Request:
Look for "arcmin" in each line of the entries, and return the matching lines.

— BEGIN Data provided —

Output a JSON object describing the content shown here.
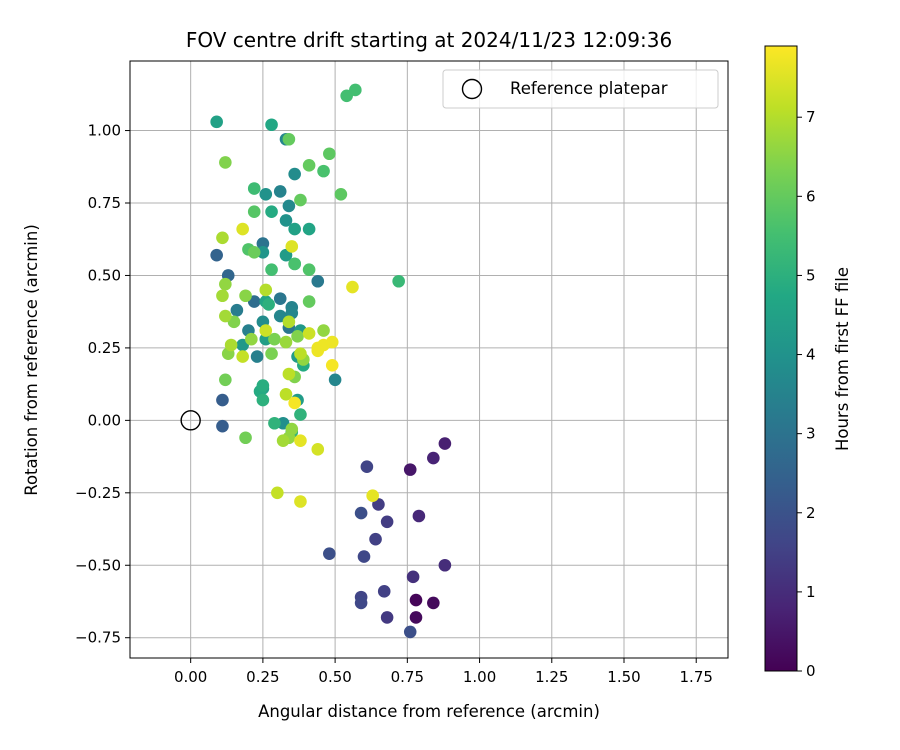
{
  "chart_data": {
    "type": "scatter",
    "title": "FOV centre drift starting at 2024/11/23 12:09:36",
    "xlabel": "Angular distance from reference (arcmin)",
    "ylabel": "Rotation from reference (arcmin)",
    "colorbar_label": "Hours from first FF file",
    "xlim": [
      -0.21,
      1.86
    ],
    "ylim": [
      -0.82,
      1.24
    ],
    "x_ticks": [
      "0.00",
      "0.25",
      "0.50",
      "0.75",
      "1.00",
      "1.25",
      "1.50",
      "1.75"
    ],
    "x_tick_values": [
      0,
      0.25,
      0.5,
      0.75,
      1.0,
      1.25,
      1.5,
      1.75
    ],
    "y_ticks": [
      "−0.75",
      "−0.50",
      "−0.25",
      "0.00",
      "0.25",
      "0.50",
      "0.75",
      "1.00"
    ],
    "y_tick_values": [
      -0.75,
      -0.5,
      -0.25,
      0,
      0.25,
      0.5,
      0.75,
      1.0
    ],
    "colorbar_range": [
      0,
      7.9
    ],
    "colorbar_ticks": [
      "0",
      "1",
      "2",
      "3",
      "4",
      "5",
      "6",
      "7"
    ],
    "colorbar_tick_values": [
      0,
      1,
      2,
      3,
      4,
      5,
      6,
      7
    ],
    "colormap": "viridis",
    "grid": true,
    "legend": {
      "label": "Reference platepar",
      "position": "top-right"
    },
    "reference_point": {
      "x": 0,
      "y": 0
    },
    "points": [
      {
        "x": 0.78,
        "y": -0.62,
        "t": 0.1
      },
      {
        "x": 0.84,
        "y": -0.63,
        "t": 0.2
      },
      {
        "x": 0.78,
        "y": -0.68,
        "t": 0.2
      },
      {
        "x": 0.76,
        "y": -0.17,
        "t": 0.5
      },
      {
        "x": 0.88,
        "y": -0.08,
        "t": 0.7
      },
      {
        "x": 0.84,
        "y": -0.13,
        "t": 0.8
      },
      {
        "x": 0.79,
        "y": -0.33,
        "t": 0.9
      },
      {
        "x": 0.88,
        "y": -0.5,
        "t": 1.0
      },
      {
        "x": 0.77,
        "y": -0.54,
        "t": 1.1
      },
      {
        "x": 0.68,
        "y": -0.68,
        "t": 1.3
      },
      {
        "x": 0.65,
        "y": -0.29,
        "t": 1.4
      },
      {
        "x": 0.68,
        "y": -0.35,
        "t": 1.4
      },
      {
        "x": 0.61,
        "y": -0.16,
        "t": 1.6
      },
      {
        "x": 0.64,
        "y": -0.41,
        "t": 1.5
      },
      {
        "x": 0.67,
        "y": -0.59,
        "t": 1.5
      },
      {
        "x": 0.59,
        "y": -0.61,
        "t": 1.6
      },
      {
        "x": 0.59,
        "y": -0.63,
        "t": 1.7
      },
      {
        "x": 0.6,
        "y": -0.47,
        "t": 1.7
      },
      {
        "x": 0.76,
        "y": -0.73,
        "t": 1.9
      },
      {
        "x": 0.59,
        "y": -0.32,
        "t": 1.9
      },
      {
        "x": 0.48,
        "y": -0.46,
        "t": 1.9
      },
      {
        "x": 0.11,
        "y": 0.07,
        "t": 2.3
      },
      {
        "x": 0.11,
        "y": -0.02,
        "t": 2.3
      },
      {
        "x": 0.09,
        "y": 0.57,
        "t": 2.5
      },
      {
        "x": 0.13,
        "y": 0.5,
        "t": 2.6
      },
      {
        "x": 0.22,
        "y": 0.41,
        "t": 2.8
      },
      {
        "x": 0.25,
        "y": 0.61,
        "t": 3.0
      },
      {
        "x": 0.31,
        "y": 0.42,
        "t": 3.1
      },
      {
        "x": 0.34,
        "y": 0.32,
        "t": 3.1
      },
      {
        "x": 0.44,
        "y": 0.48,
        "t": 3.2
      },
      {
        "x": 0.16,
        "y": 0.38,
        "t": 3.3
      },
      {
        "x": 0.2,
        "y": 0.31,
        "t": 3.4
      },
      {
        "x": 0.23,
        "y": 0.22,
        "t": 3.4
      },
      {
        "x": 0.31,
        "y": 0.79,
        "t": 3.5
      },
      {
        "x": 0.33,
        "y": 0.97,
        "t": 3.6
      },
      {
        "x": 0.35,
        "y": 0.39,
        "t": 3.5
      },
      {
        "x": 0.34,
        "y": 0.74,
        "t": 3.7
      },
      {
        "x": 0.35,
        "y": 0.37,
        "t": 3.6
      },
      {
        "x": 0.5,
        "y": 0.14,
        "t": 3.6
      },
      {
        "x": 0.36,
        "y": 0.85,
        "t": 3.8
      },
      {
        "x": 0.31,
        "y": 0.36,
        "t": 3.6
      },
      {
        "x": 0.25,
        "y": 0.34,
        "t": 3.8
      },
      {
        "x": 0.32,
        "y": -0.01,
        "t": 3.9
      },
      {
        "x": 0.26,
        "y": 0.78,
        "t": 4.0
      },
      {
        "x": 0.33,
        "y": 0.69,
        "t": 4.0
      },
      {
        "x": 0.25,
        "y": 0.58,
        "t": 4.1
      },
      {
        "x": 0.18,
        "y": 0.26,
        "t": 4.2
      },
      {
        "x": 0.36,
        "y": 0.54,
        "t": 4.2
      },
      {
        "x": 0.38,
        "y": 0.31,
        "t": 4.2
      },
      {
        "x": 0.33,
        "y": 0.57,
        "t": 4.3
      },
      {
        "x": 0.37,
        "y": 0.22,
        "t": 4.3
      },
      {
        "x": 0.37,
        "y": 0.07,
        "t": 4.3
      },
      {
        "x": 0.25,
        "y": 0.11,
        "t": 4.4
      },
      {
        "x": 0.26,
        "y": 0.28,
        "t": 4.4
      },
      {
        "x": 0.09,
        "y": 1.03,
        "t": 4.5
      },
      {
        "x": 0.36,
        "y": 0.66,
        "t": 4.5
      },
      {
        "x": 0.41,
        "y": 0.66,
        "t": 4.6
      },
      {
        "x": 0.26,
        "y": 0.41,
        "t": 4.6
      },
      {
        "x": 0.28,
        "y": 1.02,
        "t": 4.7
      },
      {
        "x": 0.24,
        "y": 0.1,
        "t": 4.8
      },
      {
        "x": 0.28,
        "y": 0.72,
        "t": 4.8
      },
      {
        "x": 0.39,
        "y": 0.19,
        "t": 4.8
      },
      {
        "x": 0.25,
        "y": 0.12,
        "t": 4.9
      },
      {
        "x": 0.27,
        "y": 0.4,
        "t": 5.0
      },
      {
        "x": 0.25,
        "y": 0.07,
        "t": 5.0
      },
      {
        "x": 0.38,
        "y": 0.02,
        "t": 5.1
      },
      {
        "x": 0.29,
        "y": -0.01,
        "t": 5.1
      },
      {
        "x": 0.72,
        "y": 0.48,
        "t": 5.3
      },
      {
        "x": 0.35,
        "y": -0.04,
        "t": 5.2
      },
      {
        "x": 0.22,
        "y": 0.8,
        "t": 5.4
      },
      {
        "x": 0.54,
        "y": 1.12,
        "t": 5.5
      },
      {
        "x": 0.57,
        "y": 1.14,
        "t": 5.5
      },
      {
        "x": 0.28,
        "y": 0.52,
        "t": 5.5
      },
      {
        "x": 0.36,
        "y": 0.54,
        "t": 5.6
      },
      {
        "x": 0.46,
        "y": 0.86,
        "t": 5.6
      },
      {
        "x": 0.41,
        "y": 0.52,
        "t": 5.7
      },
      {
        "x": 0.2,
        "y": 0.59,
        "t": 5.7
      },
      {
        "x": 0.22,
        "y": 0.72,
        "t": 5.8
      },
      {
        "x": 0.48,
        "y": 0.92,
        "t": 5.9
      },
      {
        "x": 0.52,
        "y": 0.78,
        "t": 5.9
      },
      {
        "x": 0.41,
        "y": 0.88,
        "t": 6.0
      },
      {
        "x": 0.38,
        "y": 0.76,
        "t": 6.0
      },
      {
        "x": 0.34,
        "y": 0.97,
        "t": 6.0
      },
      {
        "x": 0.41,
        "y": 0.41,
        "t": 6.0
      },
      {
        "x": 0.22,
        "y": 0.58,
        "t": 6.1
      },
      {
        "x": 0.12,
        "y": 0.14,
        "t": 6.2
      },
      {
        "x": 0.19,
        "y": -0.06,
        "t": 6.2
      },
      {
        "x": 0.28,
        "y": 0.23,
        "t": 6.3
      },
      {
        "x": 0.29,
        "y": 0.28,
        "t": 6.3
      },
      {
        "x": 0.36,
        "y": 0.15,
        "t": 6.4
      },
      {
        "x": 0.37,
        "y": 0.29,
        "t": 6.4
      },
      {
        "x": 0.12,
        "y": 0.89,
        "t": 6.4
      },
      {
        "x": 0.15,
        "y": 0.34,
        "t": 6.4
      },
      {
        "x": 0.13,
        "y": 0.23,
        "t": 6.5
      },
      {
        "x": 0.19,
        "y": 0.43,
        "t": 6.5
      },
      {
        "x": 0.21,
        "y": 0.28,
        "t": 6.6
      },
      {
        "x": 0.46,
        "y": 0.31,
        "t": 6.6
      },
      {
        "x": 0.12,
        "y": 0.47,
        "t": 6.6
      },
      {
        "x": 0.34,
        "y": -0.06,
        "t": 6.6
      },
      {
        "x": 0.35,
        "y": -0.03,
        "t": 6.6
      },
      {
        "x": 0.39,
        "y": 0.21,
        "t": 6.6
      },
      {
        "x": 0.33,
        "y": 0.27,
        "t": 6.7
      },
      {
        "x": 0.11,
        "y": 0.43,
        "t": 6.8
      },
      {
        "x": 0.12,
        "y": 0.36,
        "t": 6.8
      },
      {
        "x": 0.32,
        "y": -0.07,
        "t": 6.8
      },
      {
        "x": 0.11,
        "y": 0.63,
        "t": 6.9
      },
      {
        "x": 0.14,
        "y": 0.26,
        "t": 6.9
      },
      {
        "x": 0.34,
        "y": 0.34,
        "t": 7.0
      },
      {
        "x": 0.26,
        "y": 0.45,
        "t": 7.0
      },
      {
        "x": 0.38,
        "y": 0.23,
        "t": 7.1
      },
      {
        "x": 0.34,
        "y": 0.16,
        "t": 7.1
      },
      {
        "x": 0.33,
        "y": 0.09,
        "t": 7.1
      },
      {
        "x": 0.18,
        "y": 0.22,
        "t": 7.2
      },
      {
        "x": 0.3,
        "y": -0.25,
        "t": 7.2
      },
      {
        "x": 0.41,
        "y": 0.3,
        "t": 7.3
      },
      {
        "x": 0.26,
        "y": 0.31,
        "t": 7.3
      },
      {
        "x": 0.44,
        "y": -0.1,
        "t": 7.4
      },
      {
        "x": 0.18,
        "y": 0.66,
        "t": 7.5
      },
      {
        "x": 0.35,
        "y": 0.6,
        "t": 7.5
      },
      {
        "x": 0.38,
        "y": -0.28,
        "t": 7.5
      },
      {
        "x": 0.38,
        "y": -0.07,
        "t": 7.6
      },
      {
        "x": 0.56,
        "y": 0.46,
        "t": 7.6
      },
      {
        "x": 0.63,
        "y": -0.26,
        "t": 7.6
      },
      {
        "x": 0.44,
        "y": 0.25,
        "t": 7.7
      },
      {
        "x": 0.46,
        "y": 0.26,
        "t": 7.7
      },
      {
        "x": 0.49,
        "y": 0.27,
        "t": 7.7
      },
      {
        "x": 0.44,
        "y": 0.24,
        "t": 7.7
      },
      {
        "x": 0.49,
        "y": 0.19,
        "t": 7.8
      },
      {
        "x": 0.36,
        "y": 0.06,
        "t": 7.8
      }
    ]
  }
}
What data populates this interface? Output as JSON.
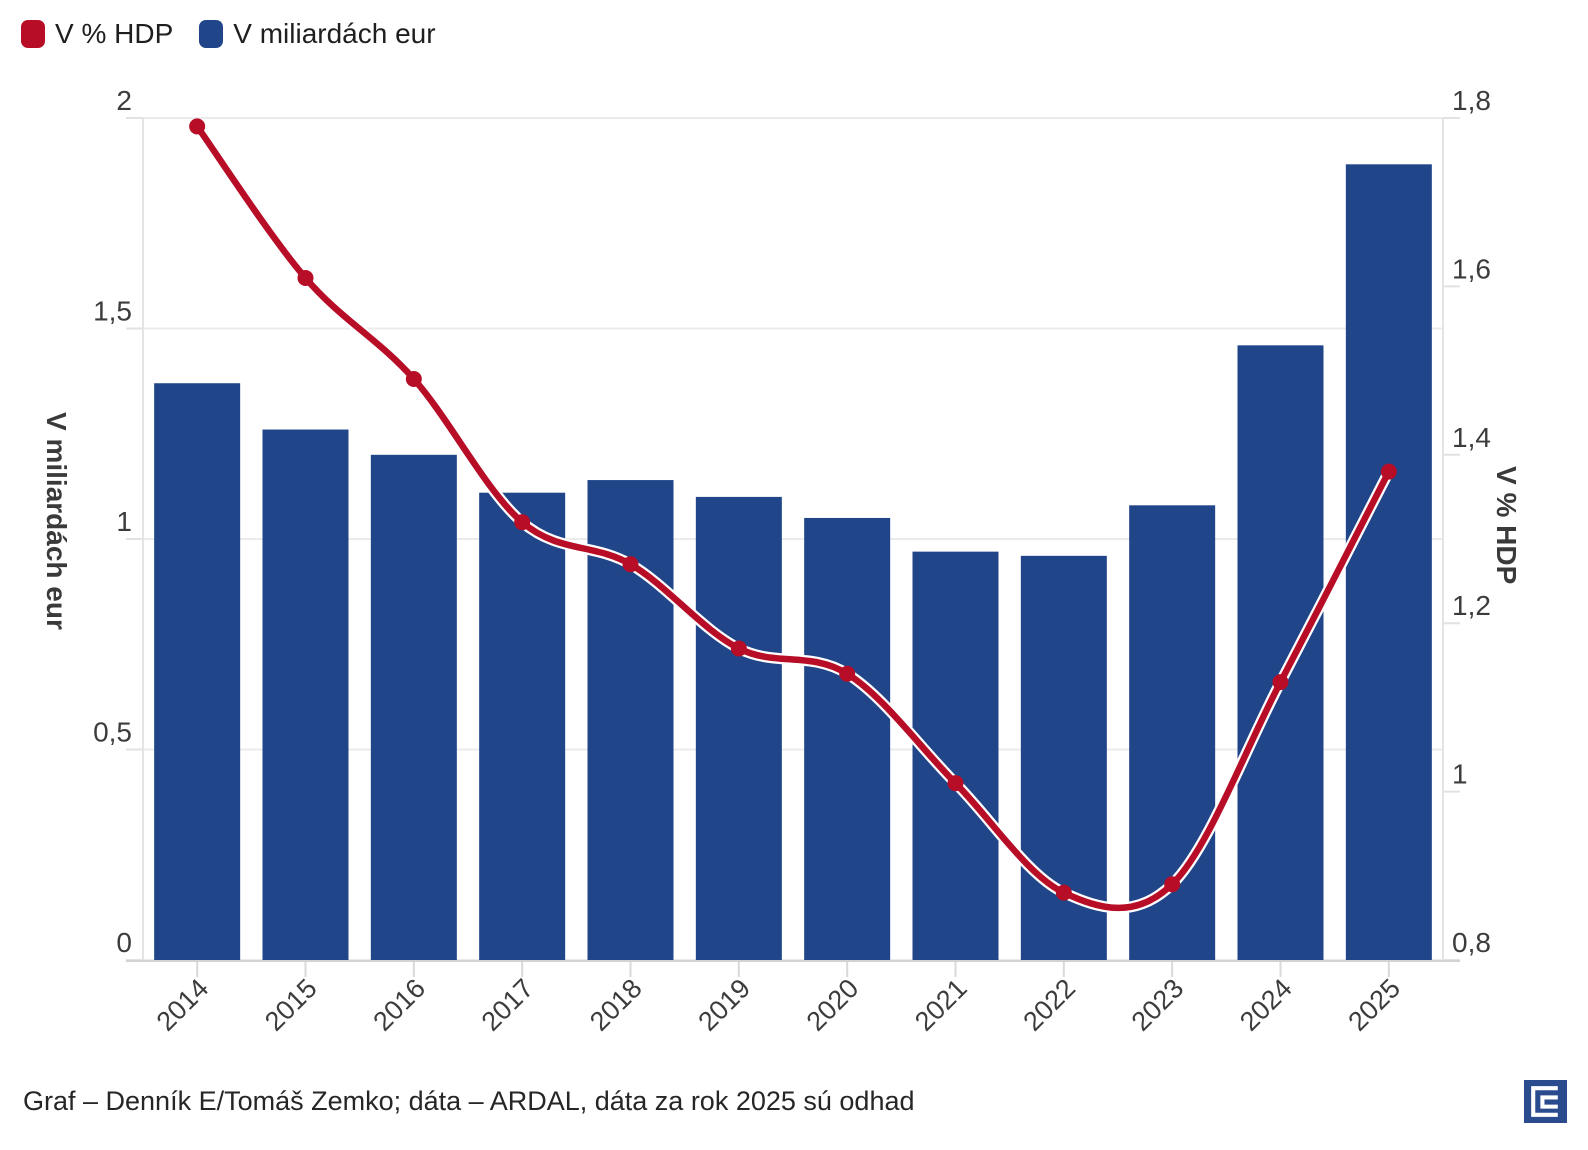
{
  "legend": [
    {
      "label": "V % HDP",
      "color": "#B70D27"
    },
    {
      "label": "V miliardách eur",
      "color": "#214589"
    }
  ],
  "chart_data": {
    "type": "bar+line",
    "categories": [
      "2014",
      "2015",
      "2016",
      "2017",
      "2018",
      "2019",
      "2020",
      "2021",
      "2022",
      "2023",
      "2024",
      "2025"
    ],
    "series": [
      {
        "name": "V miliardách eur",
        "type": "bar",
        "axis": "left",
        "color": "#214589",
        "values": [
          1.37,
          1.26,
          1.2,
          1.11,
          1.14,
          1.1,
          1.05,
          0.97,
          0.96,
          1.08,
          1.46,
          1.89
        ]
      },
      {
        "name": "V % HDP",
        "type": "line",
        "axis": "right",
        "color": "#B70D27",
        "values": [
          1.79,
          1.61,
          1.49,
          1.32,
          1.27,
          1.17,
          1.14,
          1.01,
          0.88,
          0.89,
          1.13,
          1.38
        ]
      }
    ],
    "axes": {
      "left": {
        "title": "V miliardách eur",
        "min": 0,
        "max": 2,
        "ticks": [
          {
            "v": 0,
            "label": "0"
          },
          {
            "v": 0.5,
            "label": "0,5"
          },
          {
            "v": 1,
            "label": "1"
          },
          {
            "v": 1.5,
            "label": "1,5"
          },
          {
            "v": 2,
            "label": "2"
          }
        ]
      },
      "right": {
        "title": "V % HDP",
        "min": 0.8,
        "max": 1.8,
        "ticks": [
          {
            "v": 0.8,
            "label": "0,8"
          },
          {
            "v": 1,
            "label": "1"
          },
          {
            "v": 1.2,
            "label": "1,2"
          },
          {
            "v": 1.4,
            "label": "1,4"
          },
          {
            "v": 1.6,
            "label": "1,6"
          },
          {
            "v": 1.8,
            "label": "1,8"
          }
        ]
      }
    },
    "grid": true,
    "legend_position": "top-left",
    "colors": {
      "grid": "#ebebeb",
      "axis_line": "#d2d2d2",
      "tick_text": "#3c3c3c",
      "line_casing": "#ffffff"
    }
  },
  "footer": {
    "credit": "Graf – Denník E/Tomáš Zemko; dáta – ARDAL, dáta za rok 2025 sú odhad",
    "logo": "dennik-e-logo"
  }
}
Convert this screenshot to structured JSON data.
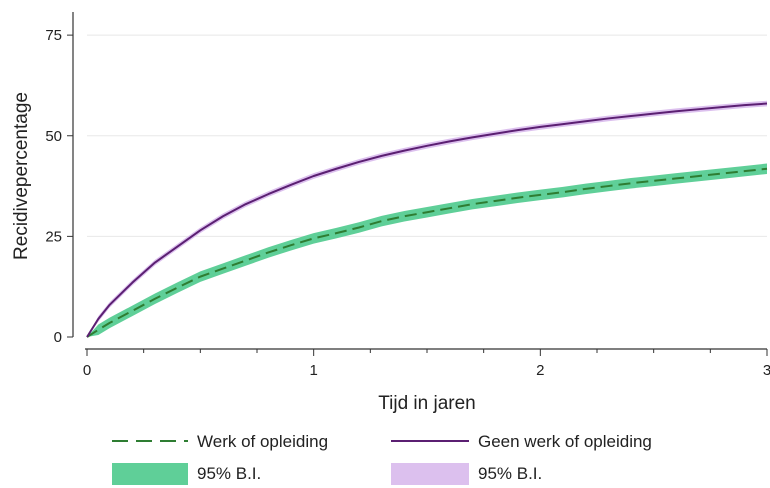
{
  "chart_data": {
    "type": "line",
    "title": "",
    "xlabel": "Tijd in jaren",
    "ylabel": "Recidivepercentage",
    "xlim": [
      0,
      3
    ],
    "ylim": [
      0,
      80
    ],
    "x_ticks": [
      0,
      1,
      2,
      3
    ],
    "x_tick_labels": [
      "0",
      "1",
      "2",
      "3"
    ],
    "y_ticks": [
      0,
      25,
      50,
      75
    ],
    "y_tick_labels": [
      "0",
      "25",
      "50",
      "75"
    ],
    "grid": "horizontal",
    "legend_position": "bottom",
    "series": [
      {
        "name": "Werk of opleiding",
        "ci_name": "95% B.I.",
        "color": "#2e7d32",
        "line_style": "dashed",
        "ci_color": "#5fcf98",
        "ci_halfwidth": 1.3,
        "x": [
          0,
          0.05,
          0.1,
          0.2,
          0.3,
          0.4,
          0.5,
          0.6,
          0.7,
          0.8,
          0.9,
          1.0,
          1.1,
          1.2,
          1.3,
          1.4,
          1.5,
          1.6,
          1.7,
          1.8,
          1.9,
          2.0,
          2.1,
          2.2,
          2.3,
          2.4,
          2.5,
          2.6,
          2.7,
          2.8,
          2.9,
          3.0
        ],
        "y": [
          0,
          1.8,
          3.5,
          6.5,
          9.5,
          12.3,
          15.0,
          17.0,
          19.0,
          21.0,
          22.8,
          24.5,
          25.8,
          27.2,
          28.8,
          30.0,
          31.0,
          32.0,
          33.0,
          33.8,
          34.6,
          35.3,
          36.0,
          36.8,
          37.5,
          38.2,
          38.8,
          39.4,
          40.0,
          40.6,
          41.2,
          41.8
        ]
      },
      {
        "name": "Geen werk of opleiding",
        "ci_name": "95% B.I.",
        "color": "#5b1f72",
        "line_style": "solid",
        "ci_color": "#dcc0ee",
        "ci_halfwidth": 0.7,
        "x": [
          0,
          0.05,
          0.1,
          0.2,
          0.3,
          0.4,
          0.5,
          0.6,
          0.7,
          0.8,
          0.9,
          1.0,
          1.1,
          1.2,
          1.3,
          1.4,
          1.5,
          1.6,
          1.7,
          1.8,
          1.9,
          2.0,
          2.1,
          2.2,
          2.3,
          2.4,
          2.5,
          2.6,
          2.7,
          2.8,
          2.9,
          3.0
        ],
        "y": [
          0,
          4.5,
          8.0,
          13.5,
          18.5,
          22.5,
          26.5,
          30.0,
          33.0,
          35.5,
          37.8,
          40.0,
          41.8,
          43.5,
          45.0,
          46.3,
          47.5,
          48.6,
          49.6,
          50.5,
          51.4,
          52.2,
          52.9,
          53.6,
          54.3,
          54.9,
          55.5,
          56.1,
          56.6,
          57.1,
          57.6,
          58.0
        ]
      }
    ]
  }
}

— END Data provided —

Worked answer:
    "xlabel": "Angular distance from reference (arcmin)",
    "ylabel": "Rotation from reference (arcmin)",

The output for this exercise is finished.